__Exercise description__: Copy each entry below verbatim. Skip the pictures.

Source records:
——————————

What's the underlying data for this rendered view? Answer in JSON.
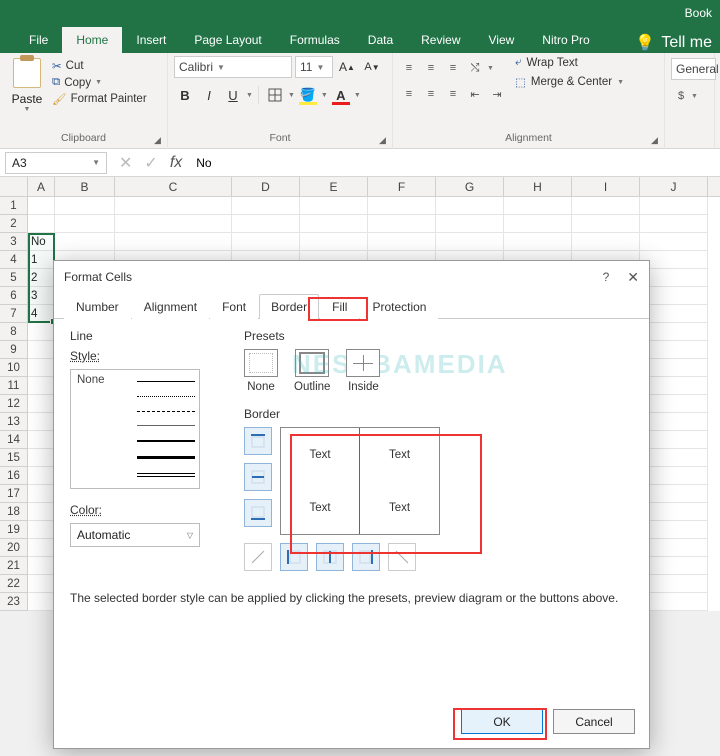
{
  "titlebar": {
    "doc": "Book"
  },
  "ribbon": {
    "tabs": [
      "File",
      "Home",
      "Insert",
      "Page Layout",
      "Formulas",
      "Data",
      "Review",
      "View",
      "Nitro Pro"
    ],
    "active": 1,
    "tell_me": "Tell me"
  },
  "clipboard": {
    "paste": "Paste",
    "cut": "Cut",
    "copy": "Copy",
    "format_painter": "Format Painter",
    "group": "Clipboard"
  },
  "font": {
    "name": "Calibri",
    "size": "11",
    "group": "Font"
  },
  "alignment": {
    "wrap": "Wrap Text",
    "merge": "Merge & Center",
    "group": "Alignment"
  },
  "number": {
    "format": "General"
  },
  "namebox": "A3",
  "formula": "No",
  "columns": [
    "A",
    "B",
    "C",
    "D",
    "E",
    "F",
    "G",
    "H",
    "I",
    "J"
  ],
  "row_numbers": [
    "1",
    "2",
    "3",
    "4",
    "5",
    "6",
    "7",
    "8",
    "9",
    "10",
    "11",
    "12",
    "13",
    "14",
    "15",
    "16",
    "17",
    "18",
    "19",
    "20",
    "21",
    "22",
    "23"
  ],
  "cells": {
    "A3": "No",
    "A4": "1",
    "A5": "2",
    "A6": "3",
    "A7": "4"
  },
  "dialog": {
    "title": "Format Cells",
    "tabs": [
      "Number",
      "Alignment",
      "Font",
      "Border",
      "Fill",
      "Protection"
    ],
    "line": "Line",
    "style": "Style:",
    "style_none": "None",
    "color": "Color:",
    "color_auto": "Automatic",
    "presets_label": "Presets",
    "preset_none": "None",
    "preset_outline": "Outline",
    "preset_inside": "Inside",
    "border_label": "Border",
    "preview_text": "Text",
    "description": "The selected border style can be applied by clicking the presets, preview diagram or the buttons above.",
    "ok": "OK",
    "cancel": "Cancel"
  },
  "watermark": "NESABAMEDIA"
}
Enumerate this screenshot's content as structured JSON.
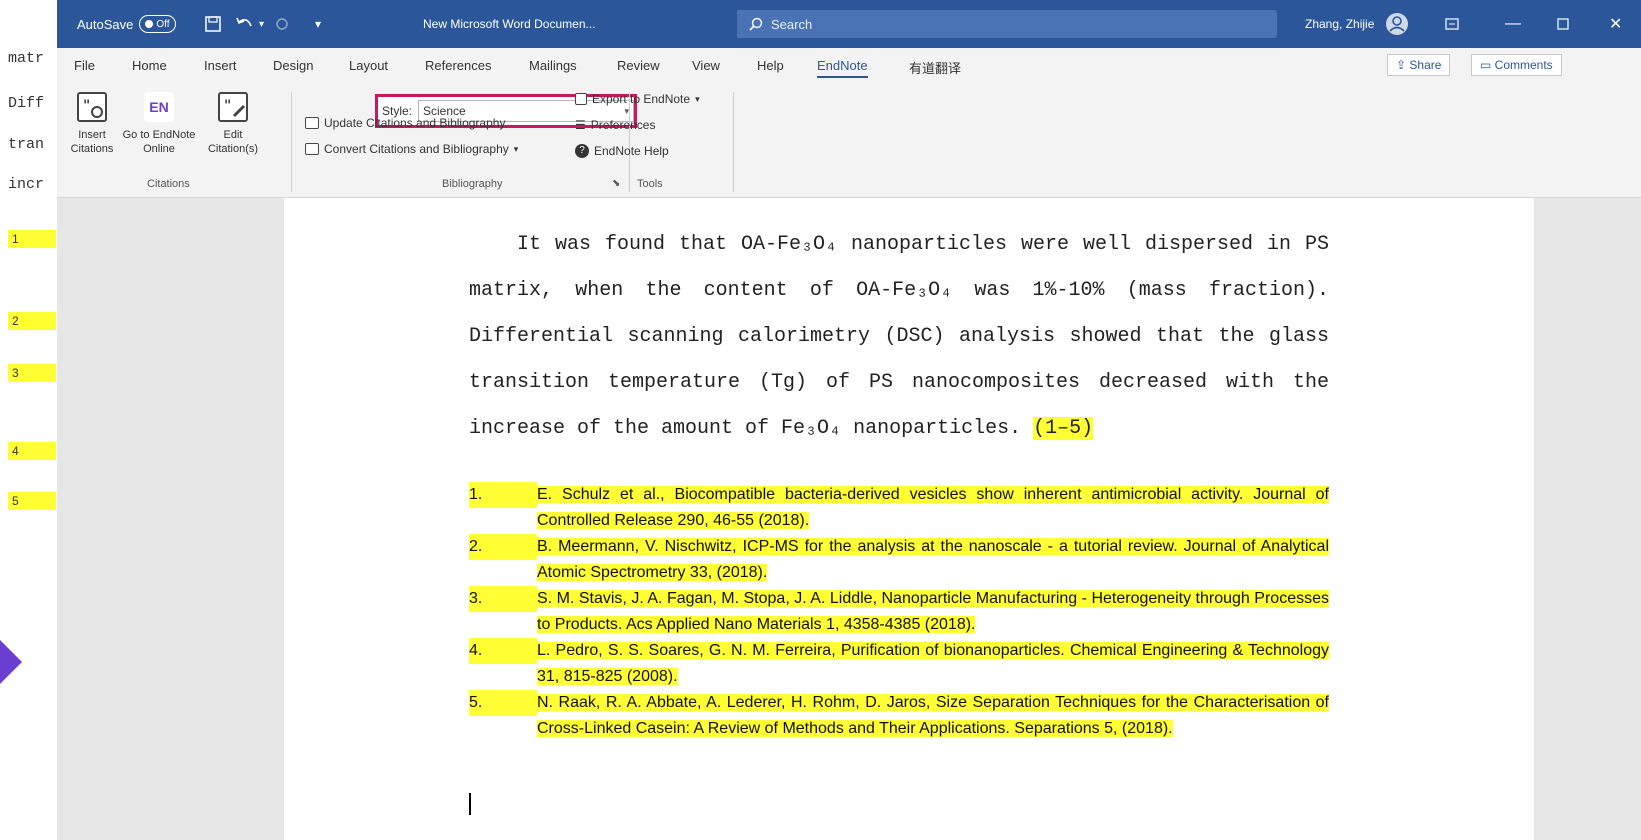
{
  "background_doc": {
    "lines": [
      "matr",
      "Diff",
      "tran",
      "incr"
    ],
    "numbers": [
      "1",
      "2",
      "3",
      "4",
      "5"
    ]
  },
  "titlebar": {
    "autosave_label": "AutoSave",
    "autosave_state": "Off",
    "document_title": "New Microsoft Word Documen...",
    "search_placeholder": "Search",
    "user_name": "Zhang, Zhijie"
  },
  "tabs": [
    "File",
    "Home",
    "Insert",
    "Design",
    "Layout",
    "References",
    "Mailings",
    "Review",
    "View",
    "Help",
    "EndNote",
    "有道翻译"
  ],
  "share_label": "Share",
  "comments_label": "Comments",
  "ribbon": {
    "citations": {
      "insert_label": "Insert Citations",
      "goto_label": "Go to EndNote Online",
      "edit_label": "Edit Citation(s)",
      "group_label": "Citations",
      "en_icon_text": "EN"
    },
    "bibliography": {
      "style_label": "Style:",
      "style_value": "Science",
      "update_label": "Update Citations and Bibliography",
      "convert_label": "Convert Citations and Bibliography",
      "group_label": "Bibliography"
    },
    "tools": {
      "export_label": "Export to EndNote",
      "preferences_label": "Preferences",
      "help_label": "EndNote Help",
      "group_label": "Tools"
    }
  },
  "document": {
    "paragraph": "It was found that OA-Fe₃O₄ nanoparticles were well dispersed in PS matrix, when the content of OA-Fe₃O₄ was 1%-10% (mass fraction). Differential scanning calorimetry (DSC) analysis showed that the glass transition temperature (Tg) of PS nanocomposites decreased with the increase of the amount of Fe₃O₄ nanoparticles.",
    "citation": "(1–5)",
    "references": [
      {
        "num": "1.",
        "text": "E. Schulz et al., Biocompatible bacteria-derived vesicles show inherent antimicrobial activity. Journal of Controlled Release 290, 46-55 (2018)."
      },
      {
        "num": "2.",
        "text": "B. Meermann, V. Nischwitz, ICP-MS for the analysis at the nanoscale - a tutorial review. Journal of Analytical Atomic Spectrometry 33, (2018)."
      },
      {
        "num": "3.",
        "text": "S. M. Stavis, J. A. Fagan, M. Stopa, J. A. Liddle, Nanoparticle Manufacturing - Heterogeneity through Processes to Products. Acs Applied Nano Materials 1, 4358-4385 (2018)."
      },
      {
        "num": "4.",
        "text": "L. Pedro, S. S. Soares, G. N. M. Ferreira, Purification of bionanoparticles. Chemical Engineering & Technology 31, 815-825 (2008)."
      },
      {
        "num": "5.",
        "text": "N. Raak, R. A. Abbate, A. Lederer, H. Rohm, D. Jaros, Size Separation Techniques for the Characterisation of Cross-Linked Casein: A Review of Methods and Their Applications. Separations 5, (2018)."
      }
    ]
  },
  "colors": {
    "titlebar": "#2b579a",
    "highlight": "#ffff33",
    "style_box_border": "#c8185f"
  }
}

——————————

__Exercise output__:
What's the underlying data for this rendered view? Answer in JSON.
{
  "titlebar": {
    "doc": "Book"
  },
  "ribbon": {
    "tabs": [
      "File",
      "Home",
      "Insert",
      "Page Layout",
      "Formulas",
      "Data",
      "Review",
      "View",
      "Nitro Pro"
    ],
    "active": 1,
    "tell_me": "Tell me"
  },
  "clipboard": {
    "paste": "Paste",
    "cut": "Cut",
    "copy": "Copy",
    "format_painter": "Format Painter",
    "group": "Clipboard"
  },
  "font": {
    "name": "Calibri",
    "size": "11",
    "group": "Font"
  },
  "alignment": {
    "wrap": "Wrap Text",
    "merge": "Merge & Center",
    "group": "Alignment"
  },
  "number": {
    "format": "General"
  },
  "namebox": "A3",
  "formula": "No",
  "columns": [
    "A",
    "B",
    "C",
    "D",
    "E",
    "F",
    "G",
    "H",
    "I",
    "J"
  ],
  "row_numbers": [
    "1",
    "2",
    "3",
    "4",
    "5",
    "6",
    "7",
    "8",
    "9",
    "10",
    "11",
    "12",
    "13",
    "14",
    "15",
    "16",
    "17",
    "18",
    "19",
    "20",
    "21",
    "22",
    "23"
  ],
  "cells": {
    "A3": "No",
    "A4": "1",
    "A5": "2",
    "A6": "3",
    "A7": "4"
  },
  "dialog": {
    "title": "Format Cells",
    "tabs": [
      "Number",
      "Alignment",
      "Font",
      "Border",
      "Fill",
      "Protection"
    ],
    "line": "Line",
    "style": "Style:",
    "style_none": "None",
    "color": "Color:",
    "color_auto": "Automatic",
    "presets_label": "Presets",
    "preset_none": "None",
    "preset_outline": "Outline",
    "preset_inside": "Inside",
    "border_label": "Border",
    "preview_text": "Text",
    "description": "The selected border style can be applied by clicking the presets, preview diagram or the buttons above.",
    "ok": "OK",
    "cancel": "Cancel"
  },
  "watermark": "NESABAMEDIA"
}
Enumerate this screenshot's content as structured JSON.
{
  "background_doc": {
    "lines": [
      "matr",
      "Diff",
      "tran",
      "incr"
    ],
    "numbers": [
      "1",
      "2",
      "3",
      "4",
      "5"
    ]
  },
  "titlebar": {
    "autosave_label": "AutoSave",
    "autosave_state": "Off",
    "document_title": "New Microsoft Word Documen...",
    "search_placeholder": "Search",
    "user_name": "Zhang, Zhijie"
  },
  "tabs": [
    "File",
    "Home",
    "Insert",
    "Design",
    "Layout",
    "References",
    "Mailings",
    "Review",
    "View",
    "Help",
    "EndNote",
    "有道翻译"
  ],
  "share_label": "Share",
  "comments_label": "Comments",
  "ribbon": {
    "citations": {
      "insert_label": "Insert Citations",
      "goto_label": "Go to EndNote Online",
      "edit_label": "Edit Citation(s)",
      "group_label": "Citations",
      "en_icon_text": "EN"
    },
    "bibliography": {
      "style_label": "Style:",
      "style_value": "Science",
      "update_label": "Update Citations and Bibliography",
      "convert_label": "Convert Citations and Bibliography",
      "group_label": "Bibliography"
    },
    "tools": {
      "export_label": "Export to EndNote",
      "preferences_label": "Preferences",
      "help_label": "EndNote Help",
      "group_label": "Tools"
    }
  },
  "document": {
    "paragraph": "It was found that OA-Fe₃O₄ nanoparticles were well dispersed in PS matrix, when the content of OA-Fe₃O₄ was 1%-10% (mass fraction). Differential scanning calorimetry (DSC) analysis showed that the glass transition temperature (Tg) of PS nanocomposites decreased with the increase of the amount of Fe₃O₄ nanoparticles.",
    "citation": "(1–5)",
    "references": [
      {
        "num": "1.",
        "text": "E. Schulz et al., Biocompatible bacteria-derived vesicles show inherent antimicrobial activity. Journal of Controlled Release 290, 46-55 (2018)."
      },
      {
        "num": "2.",
        "text": "B. Meermann, V. Nischwitz, ICP-MS for the analysis at the nanoscale - a tutorial review. Journal of Analytical Atomic Spectrometry 33, (2018)."
      },
      {
        "num": "3.",
        "text": "S. M. Stavis, J. A. Fagan, M. Stopa, J. A. Liddle, Nanoparticle Manufacturing - Heterogeneity through Processes to Products. Acs Applied Nano Materials 1, 4358-4385 (2018)."
      },
      {
        "num": "4.",
        "text": "L. Pedro, S. S. Soares, G. N. M. Ferreira, Purification of bionanoparticles. Chemical Engineering & Technology 31, 815-825 (2008)."
      },
      {
        "num": "5.",
        "text": "N. Raak, R. A. Abbate, A. Lederer, H. Rohm, D. Jaros, Size Separation Techniques for the Characterisation of Cross-Linked Casein: A Review of Methods and Their Applications. Separations 5, (2018)."
      }
    ]
  },
  "colors": {
    "titlebar": "#2b579a",
    "highlight": "#ffff33",
    "style_box_border": "#c8185f"
  }
}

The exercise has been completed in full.